Collection entries:
^^^^
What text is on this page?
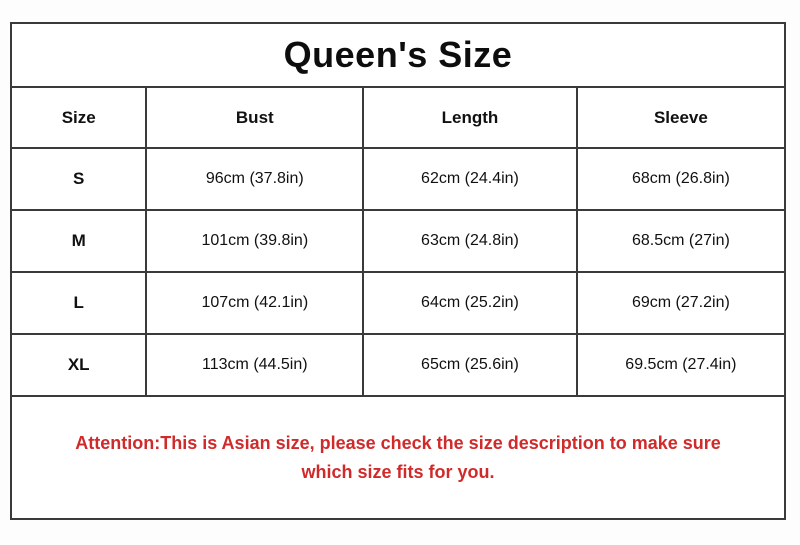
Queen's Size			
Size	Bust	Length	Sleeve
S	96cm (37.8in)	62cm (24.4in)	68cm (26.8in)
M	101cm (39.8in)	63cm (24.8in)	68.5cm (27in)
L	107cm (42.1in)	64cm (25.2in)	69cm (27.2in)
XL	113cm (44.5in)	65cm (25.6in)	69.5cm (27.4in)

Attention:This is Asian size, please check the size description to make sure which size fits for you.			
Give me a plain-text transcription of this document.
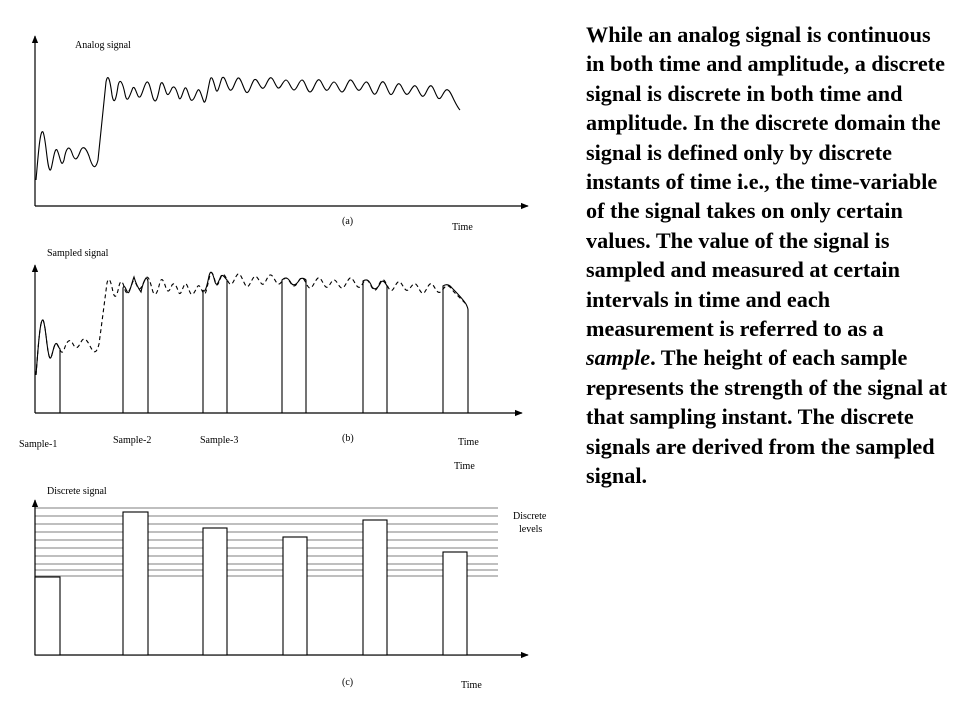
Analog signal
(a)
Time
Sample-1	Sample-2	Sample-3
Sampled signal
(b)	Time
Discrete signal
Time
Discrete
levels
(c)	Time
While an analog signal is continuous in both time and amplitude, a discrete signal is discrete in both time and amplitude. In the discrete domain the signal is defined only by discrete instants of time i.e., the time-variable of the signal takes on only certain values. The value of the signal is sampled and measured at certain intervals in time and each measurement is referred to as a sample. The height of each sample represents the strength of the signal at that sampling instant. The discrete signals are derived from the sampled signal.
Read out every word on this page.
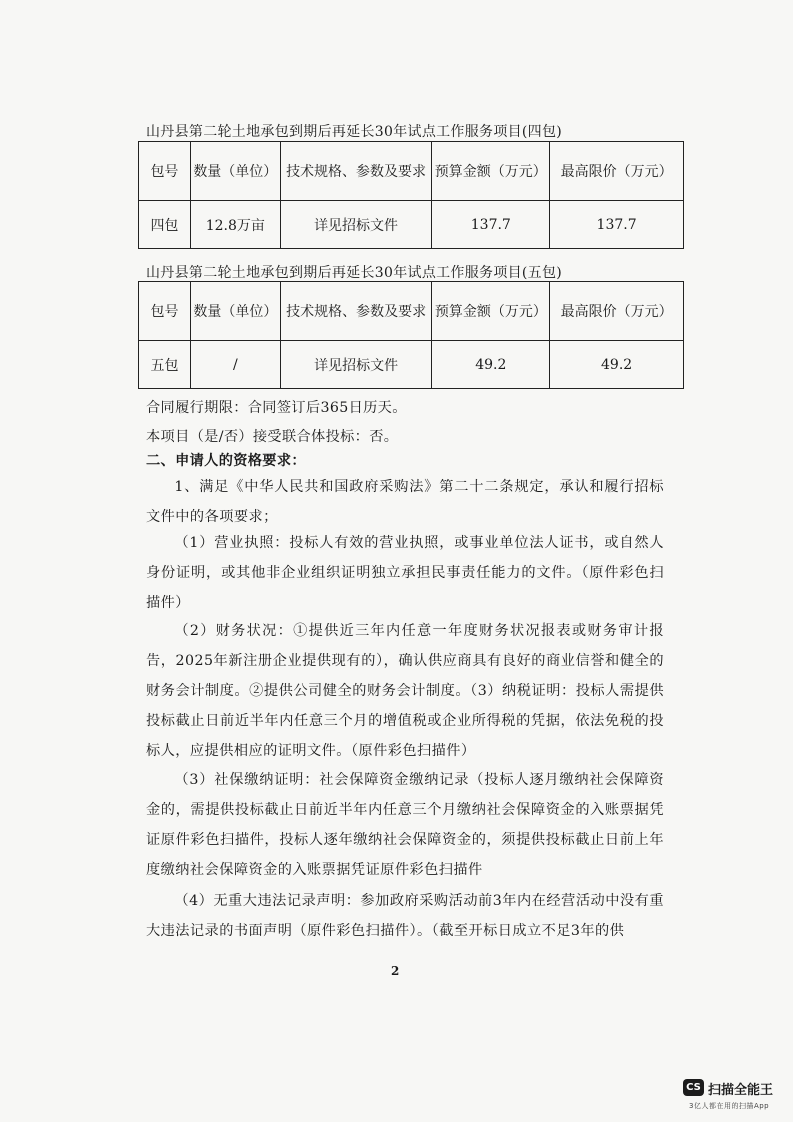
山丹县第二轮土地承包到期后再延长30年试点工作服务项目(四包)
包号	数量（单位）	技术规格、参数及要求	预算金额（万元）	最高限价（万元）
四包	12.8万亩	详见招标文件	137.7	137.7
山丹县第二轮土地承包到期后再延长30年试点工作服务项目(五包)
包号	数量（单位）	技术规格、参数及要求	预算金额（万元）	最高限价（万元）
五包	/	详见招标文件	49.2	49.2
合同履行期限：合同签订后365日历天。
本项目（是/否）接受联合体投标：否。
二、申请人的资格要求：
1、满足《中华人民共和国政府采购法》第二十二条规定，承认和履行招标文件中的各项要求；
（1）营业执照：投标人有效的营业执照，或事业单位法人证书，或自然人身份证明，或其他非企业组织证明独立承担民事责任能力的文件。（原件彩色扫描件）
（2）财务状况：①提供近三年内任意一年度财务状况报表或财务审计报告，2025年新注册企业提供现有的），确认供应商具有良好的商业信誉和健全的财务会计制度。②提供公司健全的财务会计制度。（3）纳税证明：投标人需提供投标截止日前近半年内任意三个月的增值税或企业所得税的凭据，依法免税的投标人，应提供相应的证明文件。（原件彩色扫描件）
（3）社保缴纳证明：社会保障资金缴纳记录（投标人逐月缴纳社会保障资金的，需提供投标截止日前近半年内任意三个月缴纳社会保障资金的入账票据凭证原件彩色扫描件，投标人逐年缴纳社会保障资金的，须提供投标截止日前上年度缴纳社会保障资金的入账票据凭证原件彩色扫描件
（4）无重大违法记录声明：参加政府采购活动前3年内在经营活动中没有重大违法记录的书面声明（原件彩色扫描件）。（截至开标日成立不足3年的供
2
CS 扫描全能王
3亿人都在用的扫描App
^^^^
EXERCISE
Output nothing but the lines from the line with "Read out every word on this page." through the last line of the material above, please, word for word and without the pictures.

FINISHED ANSWER
Read out every word on this page.
山丹县第二轮土地承包到期后再延长30年试点工作服务项目(四包)
包号	数量（单位）	技术规格、参数及要求	预算金额（万元）	最高限价（万元）
四包	12.8万亩	详见招标文件	137.7	137.7
山丹县第二轮土地承包到期后再延长30年试点工作服务项目(五包)
包号	数量（单位）	技术规格、参数及要求	预算金额（万元）	最高限价（万元）
五包	/	详见招标文件	49.2	49.2
合同履行期限：合同签订后365日历天。
本项目（是/否）接受联合体投标：否。
二、申请人的资格要求：
1、满足《中华人民共和国政府采购法》第二十二条规定，承认和履行招标文件中的各项要求；
（1）营业执照：投标人有效的营业执照，或事业单位法人证书，或自然人身份证明，或其他非企业组织证明独立承担民事责任能力的文件。（原件彩色扫描件）
（2）财务状况：①提供近三年内任意一年度财务状况报表或财务审计报告，2025年新注册企业提供现有的），确认供应商具有良好的商业信誉和健全的财务会计制度。②提供公司健全的财务会计制度。（3）纳税证明：投标人需提供投标截止日前近半年内任意三个月的增值税或企业所得税的凭据，依法免税的投标人，应提供相应的证明文件。（原件彩色扫描件）
（3）社保缴纳证明：社会保障资金缴纳记录（投标人逐月缴纳社会保障资金的，需提供投标截止日前近半年内任意三个月缴纳社会保障资金的入账票据凭证原件彩色扫描件，投标人逐年缴纳社会保障资金的，须提供投标截止日前上年度缴纳社会保障资金的入账票据凭证原件彩色扫描件
（4）无重大违法记录声明：参加政府采购活动前3年内在经营活动中没有重大违法记录的书面声明（原件彩色扫描件）。（截至开标日成立不足3年的供
2
CS 扫描全能王
3亿人都在用的扫描App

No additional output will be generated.